Written instruction: Only the pictures stay out; every record is to be quoted exactly.

Available records:
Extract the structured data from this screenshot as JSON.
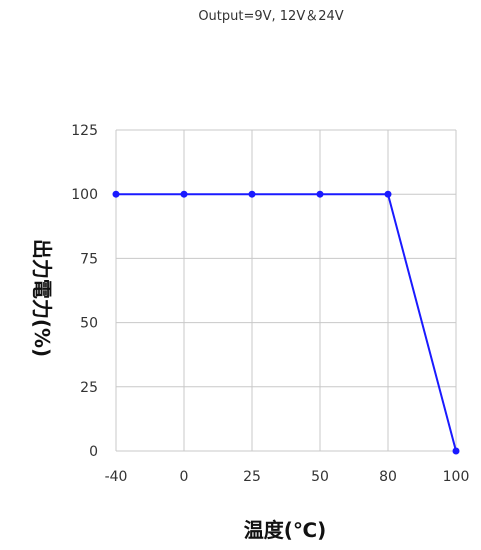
{
  "chart_data": {
    "type": "line",
    "title": "Output=9V, 12V＆24V",
    "xlabel": "温度(℃)",
    "ylabel": "出力電力(%)",
    "x_categories": [
      "-40",
      "0",
      "25",
      "50",
      "80",
      "100"
    ],
    "ylim": [
      0,
      125
    ],
    "y_ticks": [
      0,
      25,
      50,
      75,
      100,
      125
    ],
    "grid": true,
    "series": [
      {
        "values": [
          100,
          100,
          100,
          100,
          100,
          0
        ],
        "color": "#1a1aff"
      }
    ]
  }
}
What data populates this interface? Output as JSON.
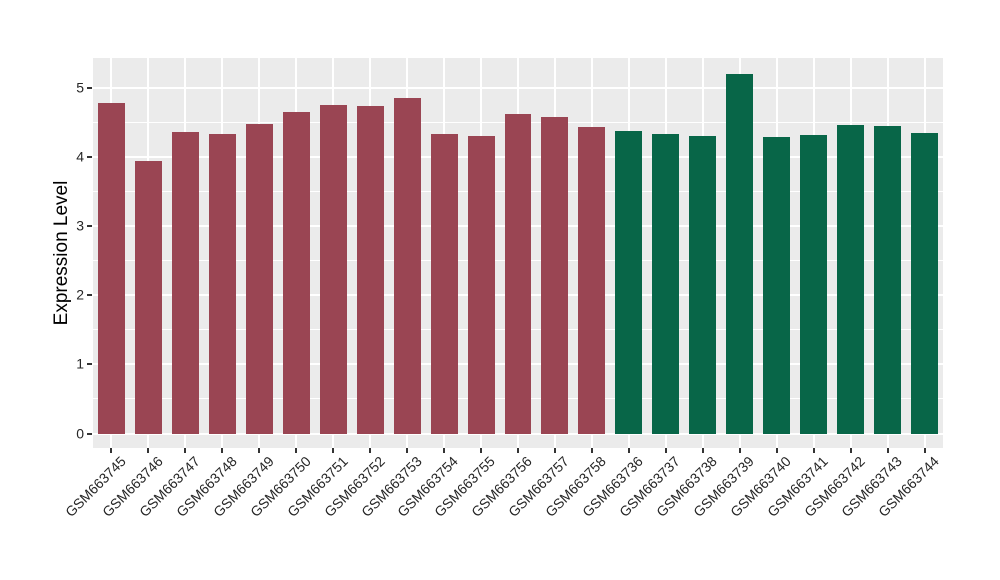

Exercise output:
Extract the structured data from this screenshot as JSON.
{
  "chart_data": {
    "type": "line",
    "title": "Output=9V, 12V＆24V",
    "xlabel": "温度(℃)",
    "ylabel": "出力電力(%)",
    "x_categories": [
      "-40",
      "0",
      "25",
      "50",
      "80",
      "100"
    ],
    "ylim": [
      0,
      125
    ],
    "y_ticks": [
      0,
      25,
      50,
      75,
      100,
      125
    ],
    "grid": true,
    "series": [
      {
        "values": [
          100,
          100,
          100,
          100,
          100,
          0
        ],
        "color": "#1a1aff"
      }
    ]
  }
}
What data populates this interface? Output as JSON.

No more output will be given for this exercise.